# Belge Bölümü
_ _ _
Aslında Soma’da kim öldü
Haşmet Öyken

Haşmet Öyken

Aslında Soma’da kim öldü

19 Mayıs 2014 - 12:39

Aslında yalnız 301 madencinin can verdiği Soma’da değil tüm ülke’de gerilim yüksek.

Bir millet acısını yüreğine gömüp olup biteni korku ve endişe ile izliyor. Yaşananları bırakın bu ülke yaşayanlarını, artık dünya bile anlamakta güçlük çekiyor.

Ulusal yas ilan ettiğimiz bir facianın sonrasında geldiğimiz duruma bakın,

Cenaze evine gitmek yasak!

Gidenlerde  taziye evini ne hale çevirdi. Yaşadıklarımız bir maden kazasının önüne geçti. Neredeyse ölülerimizi unuttuk!

Kavga gürültü gırıla gitti.

Başbakan markette vatandaşını tokatladı,

Küççük başbakan vatandaşa tekmeyle saldırdı.

Başbakanın polisleri on yaşındaki çocuğun altına işettirdi...

O tekmeyi vuranın suratındaki kin ve öfke ile marketteki hakaretlerin ve sonrası yerlerde sürünen vatandaşa çullananların gösterdikleri şiddet birbirinden farklı değil.

Biz nerede hata yapıyoruz;

İşçilerimiz koruyamıyor, iş kazalarına kurban veriyoruz’un sorgulamak yerine,

Yüzlerce insanın karşısına şiddet, öfke ve iktidar kaygısıyla çıktık.

Oysa Soma’da yetim kalmış, oğulsuz, babasız, kocasız kalmış insanların bizim yakamıza yapışmaya, döşümüzü yumruklayıp, yüzümüzü tokatlamaya hakkı vardı.

Çünkü onların hepsi acılı insanlardı.

Hele sen devletsen, yakışan;

Kucaklamak, sarılmak, yanaklardan süzülen yaşları ellerinle silip sefkat göstermekti.
_ _ _
# Ham Kayıtlar
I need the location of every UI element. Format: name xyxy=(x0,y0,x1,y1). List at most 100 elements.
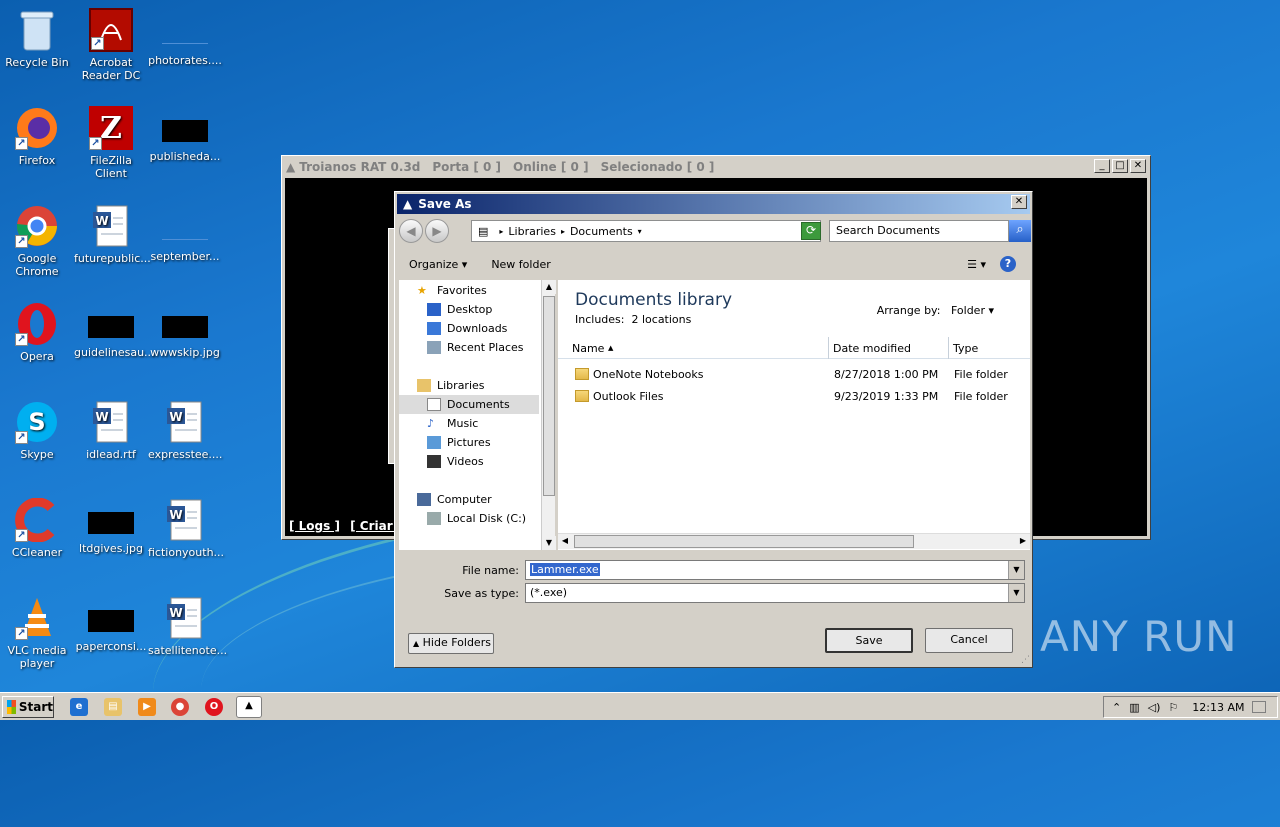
desktop-icon-satellitenote[interactable]: W satellitenote... xyxy=(148,596,227,657)
dialog-title-bar[interactable]: ▲ Save As ✕ xyxy=(397,194,1030,214)
back-button[interactable]: ◀ xyxy=(399,219,423,243)
start-button[interactable]: Start xyxy=(2,696,54,718)
desktop-icon-expresstee[interactable]: W expresstee.... xyxy=(148,400,222,461)
nav-favorites[interactable]: ★ Favorites xyxy=(417,281,487,300)
maximize-button[interactable]: □ xyxy=(1112,159,1128,173)
breadcrumb-documents[interactable]: Documents xyxy=(570,225,633,238)
desktop-icon-filezilla[interactable]: Z ↗ FileZilla Client xyxy=(74,106,148,180)
logs-link[interactable]: [ Logs ] xyxy=(289,519,340,533)
desktop-icon-futurepublic[interactable]: W futurepublic... xyxy=(74,204,151,265)
save-type-select[interactable]: (*.exe) ▼ xyxy=(525,583,1025,603)
search-input[interactable]: Search Documents xyxy=(829,220,1009,242)
firefox-icon: ↗ xyxy=(15,106,59,150)
filezilla-icon: Z ↗ xyxy=(89,106,133,150)
nav-documents[interactable]: Documents xyxy=(399,395,539,414)
opera-icon[interactable]: O xyxy=(205,698,223,716)
cancel-button[interactable]: Cancel xyxy=(925,628,1013,653)
nav-recent-places[interactable]: Recent Places xyxy=(427,338,524,357)
desktop-icon-september[interactable]: september... xyxy=(148,204,222,263)
breadcrumb-libraries[interactable]: Libraries xyxy=(508,225,556,238)
nav-desktop[interactable]: Desktop xyxy=(427,300,492,319)
skype-icon: S ↗ xyxy=(15,400,59,444)
address-bar[interactable]: ▤ ▸ Libraries ▸ Documents ▾ ▼ xyxy=(471,220,821,242)
desktop-icon-chrome[interactable]: ↗ Google Chrome xyxy=(0,204,74,278)
organize-button[interactable]: Organize ▾ xyxy=(409,258,467,271)
file-name-field[interactable]: Lammer.exe ▼ xyxy=(525,560,1025,580)
column-date-modified[interactable]: Date modified xyxy=(829,337,949,359)
nav-videos[interactable]: Videos xyxy=(427,452,484,471)
clock[interactable]: 12:13 AM xyxy=(1192,701,1244,714)
forward-button[interactable]: ▶ xyxy=(425,219,449,243)
new-folder-button[interactable]: New folder xyxy=(491,258,550,271)
refresh-icon[interactable]: ⟳ xyxy=(801,222,821,240)
minimize-button[interactable]: _ xyxy=(1094,159,1110,173)
desktop-icon-guidelinesau[interactable]: guidelinesau... xyxy=(74,302,155,359)
desktop-icon-paperconsi[interactable]: paperconsi... xyxy=(74,596,148,653)
desktop-icon-fictionyouth[interactable]: W fictionyouth... xyxy=(148,498,224,559)
desktop-icon-photorates[interactable]: photorates.... xyxy=(148,8,222,67)
chevron-down-icon[interactable]: ▼ xyxy=(1008,584,1024,602)
file-row[interactable]: OneNote Notebooks 8/27/2018 1:00 PM File… xyxy=(558,365,1030,385)
rat-selected-status: Selecionado [ 0 ] xyxy=(600,159,715,174)
arrange-by-dropdown[interactable]: Folder xyxy=(951,304,985,317)
desktop-icon-ltdgives[interactable]: ltdgives.jpg xyxy=(74,498,148,555)
nav-downloads[interactable]: Downloads xyxy=(427,319,507,338)
sort-asc-icon: ▲ xyxy=(607,344,614,352)
column-type[interactable]: Type xyxy=(949,337,1030,359)
nav-scrollbar[interactable]: ▲ ▼ xyxy=(541,280,556,550)
nav-music[interactable]: ♪ Music xyxy=(427,414,478,433)
dialog-close-button[interactable]: ✕ xyxy=(1011,195,1027,209)
nav-computer[interactable]: Computer xyxy=(417,490,492,509)
chevron-down-icon[interactable]: ▼ xyxy=(1008,561,1024,579)
desktop-icon-recycle-bin[interactable]: Recycle Bin xyxy=(0,8,74,69)
help-icon[interactable]: ? xyxy=(1000,256,1016,272)
scroll-right-icon[interactable]: ▶ xyxy=(1016,534,1030,548)
close-button[interactable]: ✕ xyxy=(1130,159,1146,173)
action-center-flag-icon[interactable]: ⚐ xyxy=(1168,701,1178,714)
column-name[interactable]: Name ▲ xyxy=(558,337,829,359)
rat-title-bar[interactable]: ▲ Troianos RAT 0.3d Porta [ 0 ] Online [… xyxy=(282,156,1150,177)
nav-pictures[interactable]: Pictures xyxy=(427,433,491,452)
scroll-thumb[interactable] xyxy=(574,535,914,548)
view-options-icon[interactable]: ☰ ▾ xyxy=(967,258,986,271)
scroll-thumb[interactable] xyxy=(543,296,555,496)
scroll-up-icon[interactable]: ▲ xyxy=(542,280,556,294)
save-button[interactable]: Save xyxy=(825,628,913,653)
shortcut-arrow-icon: ↗ xyxy=(15,529,28,542)
scroll-left-icon[interactable]: ◀ xyxy=(558,534,572,548)
file-list-hscrollbar[interactable]: ◀ ▶ xyxy=(558,533,1030,549)
save-as-dialog[interactable]: ▲ Save As ✕ ◀ ▶ ▤ ▸ Libraries ▸ Document… xyxy=(394,191,1033,668)
word-document-icon: W xyxy=(89,400,133,444)
svg-text:W: W xyxy=(95,214,108,228)
locations-link[interactable]: 2 locations xyxy=(631,313,691,326)
tray-expand-icon[interactable]: ⌃ xyxy=(1112,701,1121,714)
file-row[interactable]: Outlook Files 9/23/2019 1:33 PM File fol… xyxy=(558,387,1030,407)
desktop-icon-publisheda[interactable]: publisheda... xyxy=(148,106,222,163)
media-player-icon[interactable]: ▶ xyxy=(138,698,156,716)
rat-taskbar-button[interactable]: ▲ xyxy=(236,696,262,718)
network-icon[interactable]: ▥ xyxy=(1129,701,1139,714)
chrome-icon[interactable]: ● xyxy=(171,698,189,716)
volume-icon[interactable]: ◁) xyxy=(1148,701,1161,714)
desktop-icon-idlead[interactable]: W idlead.rtf xyxy=(74,400,148,461)
desktop-icon-skype[interactable]: S ↗ Skype xyxy=(0,400,74,461)
desktop-icon-firefox[interactable]: ↗ Firefox xyxy=(0,106,74,167)
desktop-icon-opera[interactable]: ↗ Opera xyxy=(0,302,74,363)
explorer-icon[interactable]: ▤ xyxy=(104,698,122,716)
desktop-icon-wwwskip[interactable]: wwwskip.jpg xyxy=(148,302,222,359)
videos-icon xyxy=(427,455,441,468)
shortcut-arrow-icon: ↗ xyxy=(89,137,102,150)
scroll-down-icon[interactable]: ▼ xyxy=(542,536,556,550)
search-icon[interactable]: ⌕ xyxy=(1009,220,1031,242)
resize-grip-icon[interactable]: ⋰ xyxy=(1021,655,1030,665)
breadcrumb-arrow-icon: ▸ xyxy=(560,226,565,236)
desktop-icon-ccleaner[interactable]: ↗ CCleaner xyxy=(0,498,74,559)
desktop-icon-vlc[interactable]: ↗ VLC media player xyxy=(0,596,74,670)
hide-folders-button[interactable]: ▲ Hide Folders xyxy=(408,633,494,654)
nav-libraries[interactable]: Libraries xyxy=(417,376,485,395)
show-desktop-button[interactable] xyxy=(1252,701,1267,713)
word-document-icon: W xyxy=(89,204,133,248)
nav-local-disk[interactable]: Local Disk (C:) xyxy=(427,509,526,528)
desktop-icon-acrobat[interactable]: ↗ Acrobat Reader DC xyxy=(74,8,148,82)
ie-icon[interactable]: e xyxy=(70,698,88,716)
_ _ _
# Sorular ve Görevler
[a] Soma üzerine yazıya göre Soma'da kaç madenci hayatını kaybetti?
[b] Soma üzerine yazıyı son cümlesinden sonra devam ettirerek yazın.

# Görev Sonuçları
[a] 301 madenci.

[b]
O eller o’nun içindi!...

Oysa biz ne yaptık birbirimize girdik.

Birileri acıya rağmen burnundan kıl aldırtmadı.

Birileri  sorumluluğu üstlenmeyip kömürden kara suratlarıyla karşımıza çıkıp sütten temiz olduklarını söylediler.

Bunu fırsat bilenler çocukları yaka paça toplayıp korku imparatorluklarını sürdürmeye çalıştılar.

Öyle bir ülke olduk ki ne yaptığımızı ne ettiğimiz bilmez olduk...

Eğer Soma’da ölüm, acı ve göz yaşı varsa ve İzmir’de, Ankara’da, Antalya’da insanlar sokağ dökülüp ‘Artık bu ülke’de işçi ölümlerine bir son verilsin’ diyorsa bir yanlışın düzeltilmesi içindir.

Bu tepkileri her defasında ‘İkitidarı kaybetme’ korkusuna bağlayıp devletin tüm güçleri ile tekme tokat’a döndürmemek lazım.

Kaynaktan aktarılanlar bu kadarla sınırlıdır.